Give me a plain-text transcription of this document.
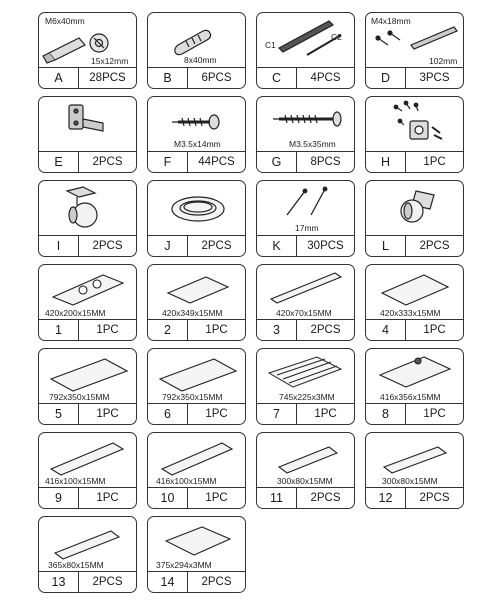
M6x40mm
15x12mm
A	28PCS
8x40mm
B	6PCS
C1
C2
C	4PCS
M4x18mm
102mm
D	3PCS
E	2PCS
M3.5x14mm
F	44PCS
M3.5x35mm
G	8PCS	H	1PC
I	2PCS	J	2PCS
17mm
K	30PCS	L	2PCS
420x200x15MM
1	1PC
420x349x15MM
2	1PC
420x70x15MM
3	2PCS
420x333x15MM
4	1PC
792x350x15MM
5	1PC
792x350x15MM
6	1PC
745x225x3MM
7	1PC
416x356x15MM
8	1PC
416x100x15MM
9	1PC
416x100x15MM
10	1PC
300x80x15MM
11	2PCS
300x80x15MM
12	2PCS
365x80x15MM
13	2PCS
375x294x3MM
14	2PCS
...
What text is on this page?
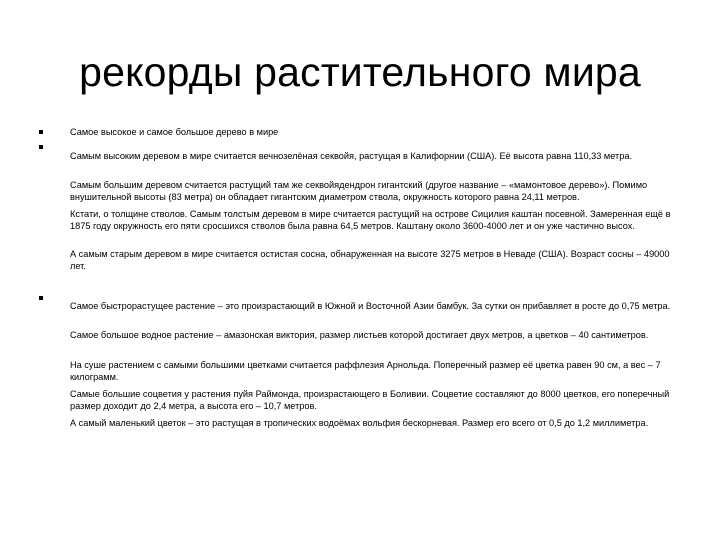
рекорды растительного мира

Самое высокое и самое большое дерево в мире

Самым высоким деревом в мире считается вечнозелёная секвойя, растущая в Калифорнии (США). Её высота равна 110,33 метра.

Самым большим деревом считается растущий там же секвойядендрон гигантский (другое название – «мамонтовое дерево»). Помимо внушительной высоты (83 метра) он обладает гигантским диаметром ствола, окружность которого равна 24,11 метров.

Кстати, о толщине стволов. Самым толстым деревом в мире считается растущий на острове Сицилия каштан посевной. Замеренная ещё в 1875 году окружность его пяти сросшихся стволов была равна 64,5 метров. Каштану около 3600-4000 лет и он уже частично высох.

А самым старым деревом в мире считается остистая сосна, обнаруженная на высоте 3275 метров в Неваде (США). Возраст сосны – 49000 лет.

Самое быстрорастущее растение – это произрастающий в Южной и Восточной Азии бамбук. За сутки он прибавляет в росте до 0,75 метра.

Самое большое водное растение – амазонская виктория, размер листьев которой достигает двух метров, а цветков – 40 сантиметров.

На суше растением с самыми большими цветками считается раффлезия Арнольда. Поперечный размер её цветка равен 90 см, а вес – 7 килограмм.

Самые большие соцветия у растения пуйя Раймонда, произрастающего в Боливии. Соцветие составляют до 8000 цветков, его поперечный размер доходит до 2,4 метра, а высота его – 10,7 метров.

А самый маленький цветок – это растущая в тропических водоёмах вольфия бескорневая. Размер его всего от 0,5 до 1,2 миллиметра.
* * *
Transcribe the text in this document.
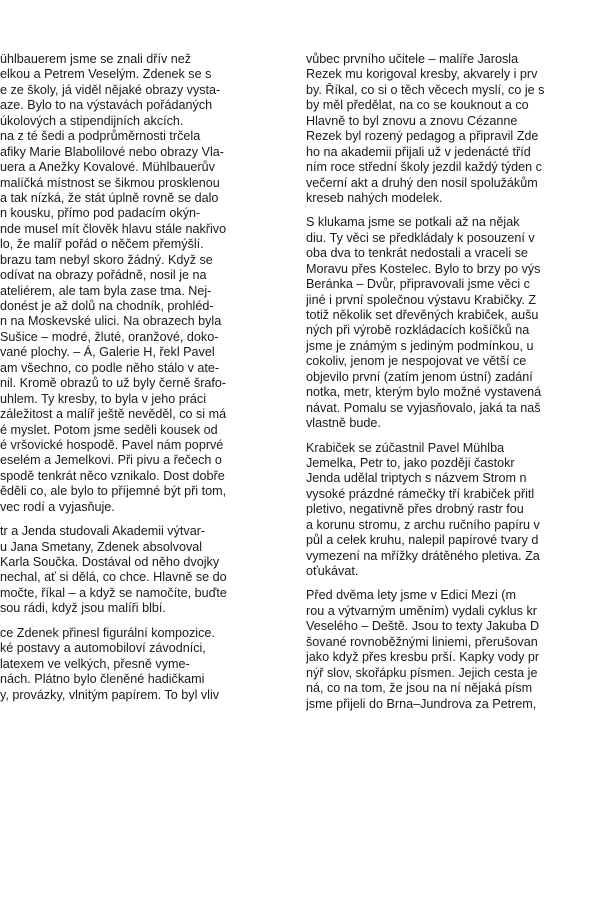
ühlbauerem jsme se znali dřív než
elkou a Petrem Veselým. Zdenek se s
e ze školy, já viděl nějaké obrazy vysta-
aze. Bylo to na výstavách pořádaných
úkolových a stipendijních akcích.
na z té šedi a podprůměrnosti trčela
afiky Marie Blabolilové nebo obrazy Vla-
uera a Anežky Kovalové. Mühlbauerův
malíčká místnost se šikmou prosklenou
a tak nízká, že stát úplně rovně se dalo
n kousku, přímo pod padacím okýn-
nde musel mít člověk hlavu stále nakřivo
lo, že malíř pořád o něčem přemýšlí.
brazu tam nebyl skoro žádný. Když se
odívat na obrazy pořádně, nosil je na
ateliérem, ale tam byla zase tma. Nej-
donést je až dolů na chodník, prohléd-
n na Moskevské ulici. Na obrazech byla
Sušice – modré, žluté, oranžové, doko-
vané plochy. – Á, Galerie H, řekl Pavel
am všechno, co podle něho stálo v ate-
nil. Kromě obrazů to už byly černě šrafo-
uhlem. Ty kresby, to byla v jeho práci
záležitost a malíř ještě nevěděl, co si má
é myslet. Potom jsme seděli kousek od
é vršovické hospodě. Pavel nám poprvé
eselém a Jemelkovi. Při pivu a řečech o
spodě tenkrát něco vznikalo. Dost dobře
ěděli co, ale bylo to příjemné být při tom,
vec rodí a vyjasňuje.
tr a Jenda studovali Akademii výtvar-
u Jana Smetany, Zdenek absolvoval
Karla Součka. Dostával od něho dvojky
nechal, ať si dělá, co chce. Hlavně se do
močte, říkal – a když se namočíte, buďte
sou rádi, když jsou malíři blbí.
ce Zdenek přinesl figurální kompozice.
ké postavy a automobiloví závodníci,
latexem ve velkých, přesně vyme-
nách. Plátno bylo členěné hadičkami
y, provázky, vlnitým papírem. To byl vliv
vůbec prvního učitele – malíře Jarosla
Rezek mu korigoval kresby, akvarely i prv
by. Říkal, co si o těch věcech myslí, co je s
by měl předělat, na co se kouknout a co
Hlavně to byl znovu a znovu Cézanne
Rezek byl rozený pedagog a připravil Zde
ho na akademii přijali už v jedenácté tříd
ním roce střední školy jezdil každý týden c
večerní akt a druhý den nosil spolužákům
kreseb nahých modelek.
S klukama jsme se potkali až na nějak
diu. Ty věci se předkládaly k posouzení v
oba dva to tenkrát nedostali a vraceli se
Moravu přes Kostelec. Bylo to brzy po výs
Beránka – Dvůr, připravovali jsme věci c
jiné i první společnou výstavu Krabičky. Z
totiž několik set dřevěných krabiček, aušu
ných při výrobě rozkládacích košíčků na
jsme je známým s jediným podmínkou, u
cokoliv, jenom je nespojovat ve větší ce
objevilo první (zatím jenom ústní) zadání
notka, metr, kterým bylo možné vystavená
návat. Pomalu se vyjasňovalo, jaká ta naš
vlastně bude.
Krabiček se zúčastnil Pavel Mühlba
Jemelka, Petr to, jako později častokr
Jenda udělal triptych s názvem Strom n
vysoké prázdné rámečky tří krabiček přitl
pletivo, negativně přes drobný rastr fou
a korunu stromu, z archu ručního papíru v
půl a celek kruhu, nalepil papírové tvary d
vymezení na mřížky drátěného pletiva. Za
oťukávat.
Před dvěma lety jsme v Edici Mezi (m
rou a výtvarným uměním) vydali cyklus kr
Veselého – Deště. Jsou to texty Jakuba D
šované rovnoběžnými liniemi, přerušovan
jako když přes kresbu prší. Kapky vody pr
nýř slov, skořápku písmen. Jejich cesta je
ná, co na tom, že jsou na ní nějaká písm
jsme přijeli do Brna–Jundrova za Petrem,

• **Aim**
Using the data above, copy each line that contains "školy".

• **Task output**
e ze školy, já viděl nějaké obrazy vysta-
ním roce střední školy jezdil každý týden c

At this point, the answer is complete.